Provide the data again in its entirety, exactly as given.

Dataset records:
▽

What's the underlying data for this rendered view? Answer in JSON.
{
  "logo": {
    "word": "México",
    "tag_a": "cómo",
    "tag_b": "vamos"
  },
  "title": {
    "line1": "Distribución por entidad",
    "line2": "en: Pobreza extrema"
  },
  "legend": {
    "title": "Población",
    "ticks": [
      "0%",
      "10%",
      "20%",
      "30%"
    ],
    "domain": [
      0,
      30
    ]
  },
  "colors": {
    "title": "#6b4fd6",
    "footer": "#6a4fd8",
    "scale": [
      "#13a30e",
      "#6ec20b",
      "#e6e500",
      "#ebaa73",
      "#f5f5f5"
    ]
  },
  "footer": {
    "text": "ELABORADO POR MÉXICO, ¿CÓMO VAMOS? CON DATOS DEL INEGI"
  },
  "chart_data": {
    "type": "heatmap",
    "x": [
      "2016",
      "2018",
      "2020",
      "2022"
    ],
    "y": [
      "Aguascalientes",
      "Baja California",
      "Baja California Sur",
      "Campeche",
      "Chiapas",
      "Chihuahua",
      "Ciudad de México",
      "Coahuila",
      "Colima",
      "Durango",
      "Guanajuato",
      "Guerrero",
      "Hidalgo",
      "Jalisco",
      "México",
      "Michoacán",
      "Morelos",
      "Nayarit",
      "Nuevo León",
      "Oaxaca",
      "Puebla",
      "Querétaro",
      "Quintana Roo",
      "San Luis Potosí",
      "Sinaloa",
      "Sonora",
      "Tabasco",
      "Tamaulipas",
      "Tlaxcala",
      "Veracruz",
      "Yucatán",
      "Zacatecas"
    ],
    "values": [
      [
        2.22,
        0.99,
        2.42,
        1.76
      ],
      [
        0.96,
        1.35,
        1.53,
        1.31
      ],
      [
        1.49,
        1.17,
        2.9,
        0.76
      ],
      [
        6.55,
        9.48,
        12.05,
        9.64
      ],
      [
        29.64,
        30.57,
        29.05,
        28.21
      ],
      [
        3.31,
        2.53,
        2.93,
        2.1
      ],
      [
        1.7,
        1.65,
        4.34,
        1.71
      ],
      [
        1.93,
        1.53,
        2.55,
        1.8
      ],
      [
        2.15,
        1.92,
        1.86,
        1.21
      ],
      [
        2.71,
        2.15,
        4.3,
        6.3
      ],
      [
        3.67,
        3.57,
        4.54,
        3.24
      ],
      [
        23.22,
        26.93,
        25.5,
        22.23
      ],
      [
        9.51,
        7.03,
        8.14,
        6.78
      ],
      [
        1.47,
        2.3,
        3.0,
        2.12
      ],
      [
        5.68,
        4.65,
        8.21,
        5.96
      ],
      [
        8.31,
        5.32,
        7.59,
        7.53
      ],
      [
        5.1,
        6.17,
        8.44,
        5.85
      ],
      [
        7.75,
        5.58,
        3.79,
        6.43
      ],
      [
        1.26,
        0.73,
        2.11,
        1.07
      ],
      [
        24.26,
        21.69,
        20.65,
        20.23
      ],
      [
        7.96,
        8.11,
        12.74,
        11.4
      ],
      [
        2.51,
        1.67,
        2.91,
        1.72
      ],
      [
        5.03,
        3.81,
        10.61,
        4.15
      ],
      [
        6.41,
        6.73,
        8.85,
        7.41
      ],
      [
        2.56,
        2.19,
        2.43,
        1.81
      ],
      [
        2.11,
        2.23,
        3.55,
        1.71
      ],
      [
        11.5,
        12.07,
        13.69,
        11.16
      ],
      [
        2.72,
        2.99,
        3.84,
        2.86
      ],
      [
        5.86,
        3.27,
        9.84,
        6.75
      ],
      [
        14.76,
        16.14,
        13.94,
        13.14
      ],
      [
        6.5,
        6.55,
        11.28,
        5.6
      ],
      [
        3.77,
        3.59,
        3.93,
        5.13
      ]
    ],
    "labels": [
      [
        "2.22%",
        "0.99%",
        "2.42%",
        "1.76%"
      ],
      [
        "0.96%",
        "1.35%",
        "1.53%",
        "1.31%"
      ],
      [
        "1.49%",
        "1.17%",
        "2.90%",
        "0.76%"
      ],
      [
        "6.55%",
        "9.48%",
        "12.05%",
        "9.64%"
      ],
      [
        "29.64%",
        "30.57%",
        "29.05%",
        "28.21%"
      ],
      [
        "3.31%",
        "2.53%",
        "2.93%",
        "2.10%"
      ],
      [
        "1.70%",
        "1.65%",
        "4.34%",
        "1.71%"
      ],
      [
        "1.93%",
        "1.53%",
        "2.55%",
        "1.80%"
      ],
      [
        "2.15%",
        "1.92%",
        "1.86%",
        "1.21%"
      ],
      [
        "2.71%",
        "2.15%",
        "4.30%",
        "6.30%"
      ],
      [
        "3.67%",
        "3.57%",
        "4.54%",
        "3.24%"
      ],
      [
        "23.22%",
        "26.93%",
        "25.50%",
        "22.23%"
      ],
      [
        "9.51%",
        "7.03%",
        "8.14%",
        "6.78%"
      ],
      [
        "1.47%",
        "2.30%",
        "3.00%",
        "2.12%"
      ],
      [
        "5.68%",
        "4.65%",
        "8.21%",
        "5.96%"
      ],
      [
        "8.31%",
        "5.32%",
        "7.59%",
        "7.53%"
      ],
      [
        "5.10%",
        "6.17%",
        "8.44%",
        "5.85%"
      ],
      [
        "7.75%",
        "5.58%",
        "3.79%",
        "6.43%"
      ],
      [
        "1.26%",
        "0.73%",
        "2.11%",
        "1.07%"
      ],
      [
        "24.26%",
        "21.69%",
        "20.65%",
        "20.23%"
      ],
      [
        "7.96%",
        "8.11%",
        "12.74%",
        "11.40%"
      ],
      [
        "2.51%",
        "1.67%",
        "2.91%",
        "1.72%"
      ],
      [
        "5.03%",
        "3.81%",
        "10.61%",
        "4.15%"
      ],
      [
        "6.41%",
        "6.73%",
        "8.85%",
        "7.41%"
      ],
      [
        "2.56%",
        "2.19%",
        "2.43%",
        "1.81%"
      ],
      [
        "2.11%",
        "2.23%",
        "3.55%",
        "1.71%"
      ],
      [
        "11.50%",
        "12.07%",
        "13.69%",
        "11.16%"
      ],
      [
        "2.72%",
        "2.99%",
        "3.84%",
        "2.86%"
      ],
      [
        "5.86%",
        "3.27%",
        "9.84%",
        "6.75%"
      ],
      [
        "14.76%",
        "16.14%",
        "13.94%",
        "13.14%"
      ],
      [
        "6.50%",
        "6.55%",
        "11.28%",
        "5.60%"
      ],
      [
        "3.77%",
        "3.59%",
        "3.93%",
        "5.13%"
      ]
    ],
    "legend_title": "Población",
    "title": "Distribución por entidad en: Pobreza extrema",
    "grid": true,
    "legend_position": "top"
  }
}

△

*CORRECT ANSWER*.
What's the underlying data for this rendered view? Answer in JSON.
{
  "logo": {
    "word": "México",
    "tag_a": "cómo",
    "tag_b": "vamos"
  },
  "title": {
    "line1": "Distribución por entidad",
    "line2": "en: Pobreza extrema"
  },
  "legend": {
    "title": "Población",
    "ticks": [
      "0%",
      "10%",
      "20%",
      "30%"
    ],
    "domain": [
      0,
      30
    ]
  },
  "colors": {
    "title": "#6b4fd6",
    "footer": "#6a4fd8",
    "scale": [
      "#13a30e",
      "#6ec20b",
      "#e6e500",
      "#ebaa73",
      "#f5f5f5"
    ]
  },
  "footer": {
    "text": "ELABORADO POR MÉXICO, ¿CÓMO VAMOS? CON DATOS DEL INEGI"
  },
  "chart_data": {
    "type": "heatmap",
    "x": [
      "2016",
      "2018",
      "2020",
      "2022"
    ],
    "y": [
      "Aguascalientes",
      "Baja California",
      "Baja California Sur",
      "Campeche",
      "Chiapas",
      "Chihuahua",
      "Ciudad de México",
      "Coahuila",
      "Colima",
      "Durango",
      "Guanajuato",
      "Guerrero",
      "Hidalgo",
      "Jalisco",
      "México",
      "Michoacán",
      "Morelos",
      "Nayarit",
      "Nuevo León",
      "Oaxaca",
      "Puebla",
      "Querétaro",
      "Quintana Roo",
      "San Luis Potosí",
      "Sinaloa",
      "Sonora",
      "Tabasco",
      "Tamaulipas",
      "Tlaxcala",
      "Veracruz",
      "Yucatán",
      "Zacatecas"
    ],
    "values": [
      [
        2.22,
        0.99,
        2.42,
        1.76
      ],
      [
        0.96,
        1.35,
        1.53,
        1.31
      ],
      [
        1.49,
        1.17,
        2.9,
        0.76
      ],
      [
        6.55,
        9.48,
        12.05,
        9.64
      ],
      [
        29.64,
        30.57,
        29.05,
        28.21
      ],
      [
        3.31,
        2.53,
        2.93,
        2.1
      ],
      [
        1.7,
        1.65,
        4.34,
        1.71
      ],
      [
        1.93,
        1.53,
        2.55,
        1.8
      ],
      [
        2.15,
        1.92,
        1.86,
        1.21
      ],
      [
        2.71,
        2.15,
        4.3,
        6.3
      ],
      [
        3.67,
        3.57,
        4.54,
        3.24
      ],
      [
        23.22,
        26.93,
        25.5,
        22.23
      ],
      [
        9.51,
        7.03,
        8.14,
        6.78
      ],
      [
        1.47,
        2.3,
        3.0,
        2.12
      ],
      [
        5.68,
        4.65,
        8.21,
        5.96
      ],
      [
        8.31,
        5.32,
        7.59,
        7.53
      ],
      [
        5.1,
        6.17,
        8.44,
        5.85
      ],
      [
        7.75,
        5.58,
        3.79,
        6.43
      ],
      [
        1.26,
        0.73,
        2.11,
        1.07
      ],
      [
        24.26,
        21.69,
        20.65,
        20.23
      ],
      [
        7.96,
        8.11,
        12.74,
        11.4
      ],
      [
        2.51,
        1.67,
        2.91,
        1.72
      ],
      [
        5.03,
        3.81,
        10.61,
        4.15
      ],
      [
        6.41,
        6.73,
        8.85,
        7.41
      ],
      [
        2.56,
        2.19,
        2.43,
        1.81
      ],
      [
        2.11,
        2.23,
        3.55,
        1.71
      ],
      [
        11.5,
        12.07,
        13.69,
        11.16
      ],
      [
        2.72,
        2.99,
        3.84,
        2.86
      ],
      [
        5.86,
        3.27,
        9.84,
        6.75
      ],
      [
        14.76,
        16.14,
        13.94,
        13.14
      ],
      [
        6.5,
        6.55,
        11.28,
        5.6
      ],
      [
        3.77,
        3.59,
        3.93,
        5.13
      ]
    ],
    "labels": [
      [
        "2.22%",
        "0.99%",
        "2.42%",
        "1.76%"
      ],
      [
        "0.96%",
        "1.35%",
        "1.53%",
        "1.31%"
      ],
      [
        "1.49%",
        "1.17%",
        "2.90%",
        "0.76%"
      ],
      [
        "6.55%",
        "9.48%",
        "12.05%",
        "9.64%"
      ],
      [
        "29.64%",
        "30.57%",
        "29.05%",
        "28.21%"
      ],
      [
        "3.31%",
        "2.53%",
        "2.93%",
        "2.10%"
      ],
      [
        "1.70%",
        "1.65%",
        "4.34%",
        "1.71%"
      ],
      [
        "1.93%",
        "1.53%",
        "2.55%",
        "1.80%"
      ],
      [
        "2.15%",
        "1.92%",
        "1.86%",
        "1.21%"
      ],
      [
        "2.71%",
        "2.15%",
        "4.30%",
        "6.30%"
      ],
      [
        "3.67%",
        "3.57%",
        "4.54%",
        "3.24%"
      ],
      [
        "23.22%",
        "26.93%",
        "25.50%",
        "22.23%"
      ],
      [
        "9.51%",
        "7.03%",
        "8.14%",
        "6.78%"
      ],
      [
        "1.47%",
        "2.30%",
        "3.00%",
        "2.12%"
      ],
      [
        "5.68%",
        "4.65%",
        "8.21%",
        "5.96%"
      ],
      [
        "8.31%",
        "5.32%",
        "7.59%",
        "7.53%"
      ],
      [
        "5.10%",
        "6.17%",
        "8.44%",
        "5.85%"
      ],
      [
        "7.75%",
        "5.58%",
        "3.79%",
        "6.43%"
      ],
      [
        "1.26%",
        "0.73%",
        "2.11%",
        "1.07%"
      ],
      [
        "24.26%",
        "21.69%",
        "20.65%",
        "20.23%"
      ],
      [
        "7.96%",
        "8.11%",
        "12.74%",
        "11.40%"
      ],
      [
        "2.51%",
        "1.67%",
        "2.91%",
        "1.72%"
      ],
      [
        "5.03%",
        "3.81%",
        "10.61%",
        "4.15%"
      ],
      [
        "6.41%",
        "6.73%",
        "8.85%",
        "7.41%"
      ],
      [
        "2.56%",
        "2.19%",
        "2.43%",
        "1.81%"
      ],
      [
        "2.11%",
        "2.23%",
        "3.55%",
        "1.71%"
      ],
      [
        "11.50%",
        "12.07%",
        "13.69%",
        "11.16%"
      ],
      [
        "2.72%",
        "2.99%",
        "3.84%",
        "2.86%"
      ],
      [
        "5.86%",
        "3.27%",
        "9.84%",
        "6.75%"
      ],
      [
        "14.76%",
        "16.14%",
        "13.94%",
        "13.14%"
      ],
      [
        "6.50%",
        "6.55%",
        "11.28%",
        "5.60%"
      ],
      [
        "3.77%",
        "3.59%",
        "3.93%",
        "5.13%"
      ]
    ],
    "legend_title": "Población",
    "title": "Distribución por entidad en: Pobreza extrema",
    "grid": true,
    "legend_position": "top"
  }
}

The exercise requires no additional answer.